Stated goal: Give the listing below as a Markdown table with the columns "No." and "Text", one numbered row per line and blank lines left out. Leave the pictures out of your answer.

Data listing:
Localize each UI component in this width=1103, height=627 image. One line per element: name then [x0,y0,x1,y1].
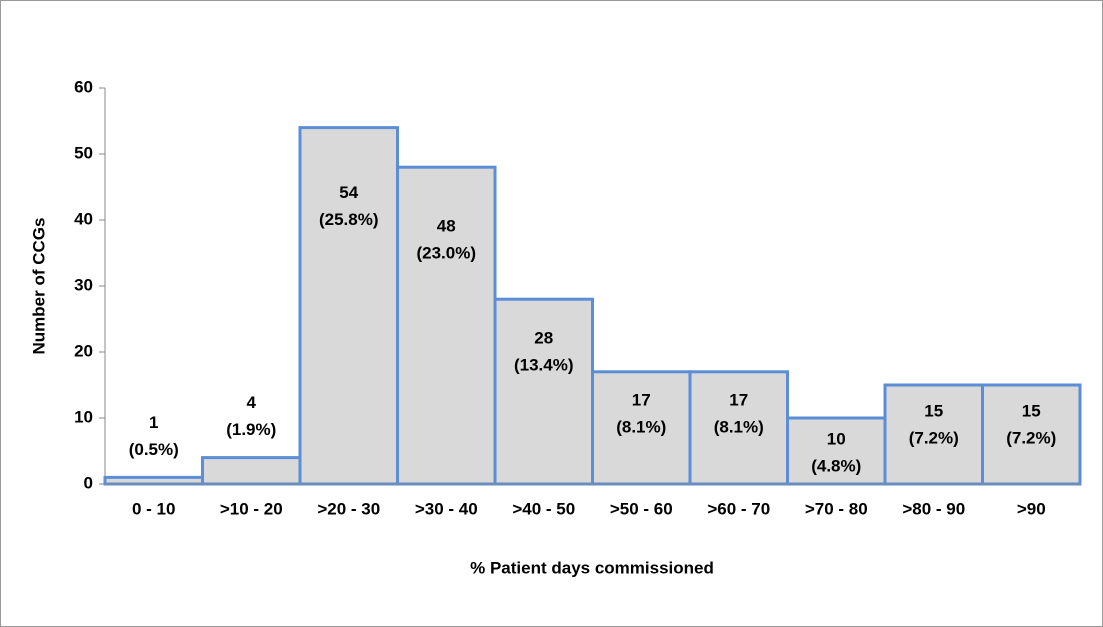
data-label-percent: (8.1%) [714,417,764,436]
y-tick-label: 30 [74,275,93,294]
data-label: 10 [827,429,846,448]
y-tick-label: 60 [74,77,93,96]
data-label: 54 [339,183,358,202]
y-tick-label: 20 [74,341,93,360]
data-label: 4 [247,393,257,412]
data-label-percent: (25.8%) [319,210,379,229]
y-axis-title: Number of CCGs [29,218,48,355]
data-label-percent: (23.0%) [416,244,476,263]
bar [103,475,204,486]
data-label: 17 [632,390,651,409]
data-label-percent: (4.8%) [811,456,861,475]
data-label-percent: (7.2%) [1006,428,1056,447]
x-tick-label: >50 - 60 [610,499,673,518]
data-label: 48 [437,217,456,236]
data-label: 17 [729,390,748,409]
data-label: 15 [1022,401,1041,420]
x-tick-label: >70 - 80 [805,499,868,518]
data-label: 1 [149,413,158,432]
x-tick-label: >60 - 70 [707,499,770,518]
data-label-percent: (1.9%) [226,420,276,439]
data-label-percent: (0.5%) [129,440,179,459]
x-tick-label: >30 - 40 [415,499,478,518]
y-tick-label: 50 [74,143,93,162]
y-tick-label: 40 [74,209,93,228]
bar [981,383,1082,486]
x-tick-label: >10 - 20 [220,499,283,518]
x-tick-label: 0 - 10 [132,499,175,518]
x-axis-title: % Patient days commissioned [470,558,714,577]
x-tick-label: >90 [1017,499,1046,518]
y-tick-label: 10 [74,407,93,426]
bar [396,165,497,486]
bar [493,297,594,486]
x-tick-label: >20 - 30 [317,499,380,518]
x-tick-label: >80 - 90 [902,499,965,518]
data-label-percent: (8.1%) [616,417,666,436]
data-label-percent: (13.4%) [514,356,574,375]
bar [298,126,399,486]
data-label-percent: (7.2%) [909,428,959,447]
data-label: 28 [534,329,553,348]
y-tick-label: 0 [84,473,93,492]
x-tick-label: >40 - 50 [512,499,575,518]
bar [201,456,302,486]
data-label: 15 [924,401,943,420]
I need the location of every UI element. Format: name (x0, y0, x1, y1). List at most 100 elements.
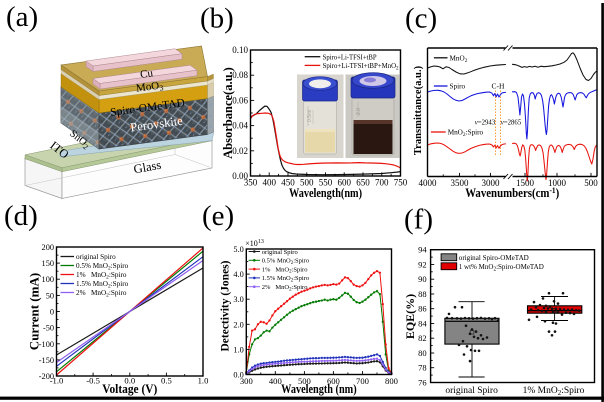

Output:
| No. | Text |
|---|---|
| 1 | Localize each UI component in this width=1103, height=627 image. One line per element: name then [x0,y0,x1,y1]. |
| 2 | data-label-percent: (8.1%) [714,417,764,436] |
| 3 | y-tick-label: 30 [74,275,93,294] |
| 4 | data-label: 10 [827,429,846,448] |
| 5 | y-tick-label: 60 [74,77,93,96] |
| 6 | data-label: 54 [339,183,358,202] |
| 7 | y-tick-label: 20 [74,341,93,360] |
| 8 | data-label: 4 [247,393,257,412] |
| 9 | data-label-percent: (25.8%) [319,210,379,229] |
| 10 | y-axis-title: Number of CCGs [29,218,48,355] |
| 11 | data-label-percent: (23.0%) [416,244,476,263] |
| 12 | bar [103,475,204,486] |
| 13 | data-label: 17 [632,390,651,409] |
| 14 | data-label-percent: (4.8%) [811,456,861,475] |
| 15 | data-label-percent: (7.2%) [1006,428,1056,447] |
| 16 | x-tick-label: >50 - 60 [610,499,673,518] |
| 17 | data-label: 48 [437,217,456,236] |
| 18 | data-label: 17 [729,390,748,409] |
| 19 | data-label: 15 [1022,401,1041,420] |
| 20 | x-tick-label: >70 - 80 [805,499,868,518] |
| 21 | data-label: 1 [149,413,158,432] |
| 22 | x-tick-label: >60 - 70 [707,499,770,518] |
| 23 | data-label-percent: (1.9%) [226,420,276,439] |
| 24 | data-label-percent: (0.5%) [129,440,179,459] |
| 25 | x-tick-label: >30 - 40 [415,499,478,518] |
| 26 | y-tick-label: 50 [74,143,93,162] |
| 27 | y-tick-label: 40 [74,209,93,228] |
| 28 | bar [981,383,1082,486] |
| 29 | x-tick-label: >10 - 20 [220,499,283,518] |
| 30 | x-tick-label: 0 - 10 [132,499,175,518] |
| 31 | x-axis-title: % Patient days commissioned [470,558,714,577] |
| 32 | x-tick-label: >90 [1017,499,1046,518] |
| 33 | y-tick-label: 10 [74,407,93,426] |
| 34 | bar [396,165,497,486] |
| 35 | bar [493,297,594,486] |
| 36 | x-tick-label: >20 - 30 [317,499,380,518] |
| 37 | x-tick-label: >80 - 90 [902,499,965,518] |
| 38 | data-label-percent: (8.1%) [616,417,666,436] |
| 39 | data-label-percent: (13.4%) [514,356,574,375] |
| 40 | bar [298,126,399,486] |
| 41 | data-label-percent: (7.2%) [909,428,959,447] |
| 42 | data-label: 28 [534,329,553,348] |
| 43 | y-tick-label: 0 [84,473,93,492] |
| 44 | x-tick-label: >40 - 50 [512,499,575,518] |
| 45 | bar [201,456,302,486] |
| 46 | data-label: 15 [924,401,943,420] |
| 47 | I need the location of every UI element. Format: name (x0, y0, x1, y1). List at most 100 elements. |